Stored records
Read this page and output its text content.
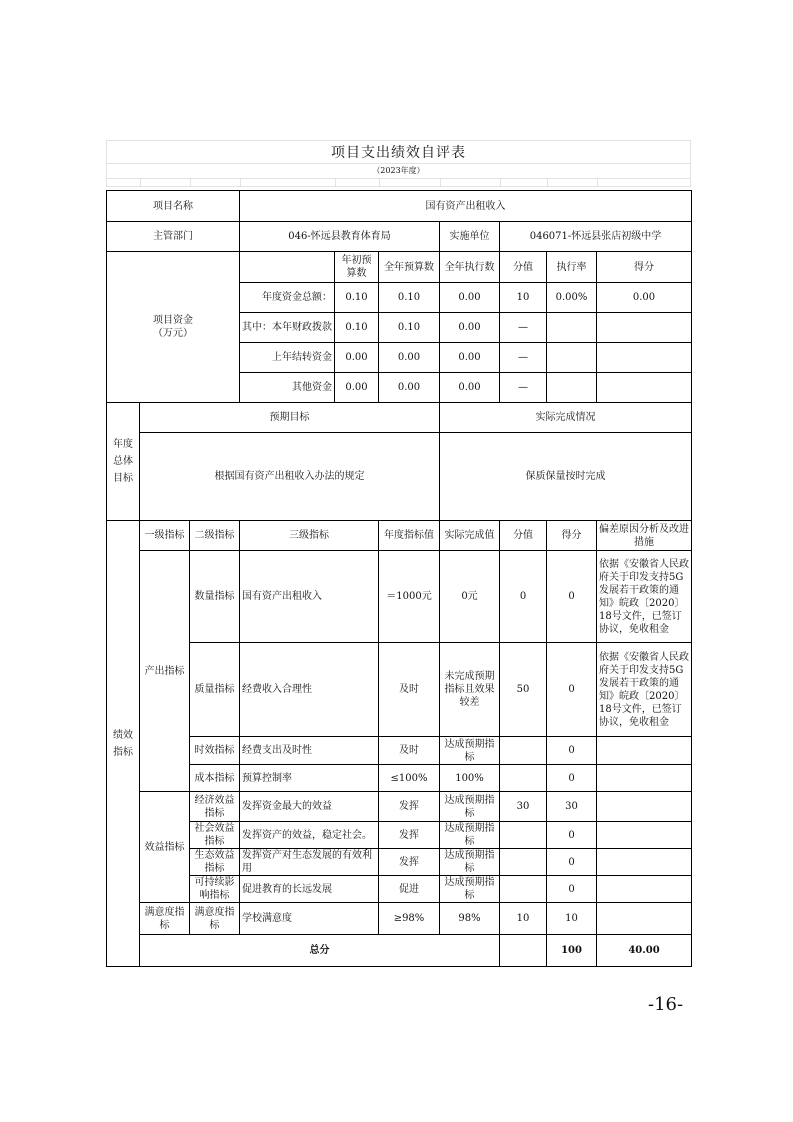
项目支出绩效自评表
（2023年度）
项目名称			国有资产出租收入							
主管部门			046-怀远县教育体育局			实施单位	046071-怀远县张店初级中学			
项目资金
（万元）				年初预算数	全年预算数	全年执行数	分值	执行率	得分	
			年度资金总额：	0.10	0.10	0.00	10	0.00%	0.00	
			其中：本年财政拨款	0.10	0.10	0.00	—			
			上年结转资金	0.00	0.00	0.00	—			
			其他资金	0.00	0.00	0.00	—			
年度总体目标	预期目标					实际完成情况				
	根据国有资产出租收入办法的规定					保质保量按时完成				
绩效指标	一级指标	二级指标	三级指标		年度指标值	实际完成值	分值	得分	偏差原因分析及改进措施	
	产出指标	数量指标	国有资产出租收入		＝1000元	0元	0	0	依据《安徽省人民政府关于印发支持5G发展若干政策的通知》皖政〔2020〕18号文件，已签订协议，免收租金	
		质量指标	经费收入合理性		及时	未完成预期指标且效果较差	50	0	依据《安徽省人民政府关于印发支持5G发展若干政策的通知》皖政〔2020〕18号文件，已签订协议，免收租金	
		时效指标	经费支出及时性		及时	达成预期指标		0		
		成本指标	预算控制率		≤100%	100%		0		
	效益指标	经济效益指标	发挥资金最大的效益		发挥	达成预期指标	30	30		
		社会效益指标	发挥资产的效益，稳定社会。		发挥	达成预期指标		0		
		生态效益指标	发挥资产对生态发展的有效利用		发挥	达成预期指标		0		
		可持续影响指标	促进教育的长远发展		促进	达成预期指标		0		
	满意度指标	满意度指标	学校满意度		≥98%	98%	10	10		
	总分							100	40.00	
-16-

__REQUIRED WORK__. Copy the records above exactly, omitting every picture.

__THE COMPLETED TASK__.
Read this page and output its text content.
项目支出绩效自评表
（2023年度）
项目名称			国有资产出租收入							
主管部门			046-怀远县教育体育局			实施单位	046071-怀远县张店初级中学			
项目资金
（万元）				年初预算数	全年预算数	全年执行数	分值	执行率	得分	
			年度资金总额：	0.10	0.10	0.00	10	0.00%	0.00	
			其中：本年财政拨款	0.10	0.10	0.00	—			
			上年结转资金	0.00	0.00	0.00	—			
			其他资金	0.00	0.00	0.00	—			
年度总体目标	预期目标					实际完成情况				
	根据国有资产出租收入办法的规定					保质保量按时完成				
绩效指标	一级指标	二级指标	三级指标		年度指标值	实际完成值	分值	得分	偏差原因分析及改进措施	
	产出指标	数量指标	国有资产出租收入		＝1000元	0元	0	0	依据《安徽省人民政府关于印发支持5G发展若干政策的通知》皖政〔2020〕18号文件，已签订协议，免收租金	
		质量指标	经费收入合理性		及时	未完成预期指标且效果较差	50	0	依据《安徽省人民政府关于印发支持5G发展若干政策的通知》皖政〔2020〕18号文件，已签订协议，免收租金	
		时效指标	经费支出及时性		及时	达成预期指标		0		
		成本指标	预算控制率		≤100%	100%		0		
	效益指标	经济效益指标	发挥资金最大的效益		发挥	达成预期指标	30	30		
		社会效益指标	发挥资产的效益，稳定社会。		发挥	达成预期指标		0		
		生态效益指标	发挥资产对生态发展的有效利用		发挥	达成预期指标		0		
		可持续影响指标	促进教育的长远发展		促进	达成预期指标		0		
	满意度指标	满意度指标	学校满意度		≥98%	98%	10	10		
	总分							100	40.00	
-16-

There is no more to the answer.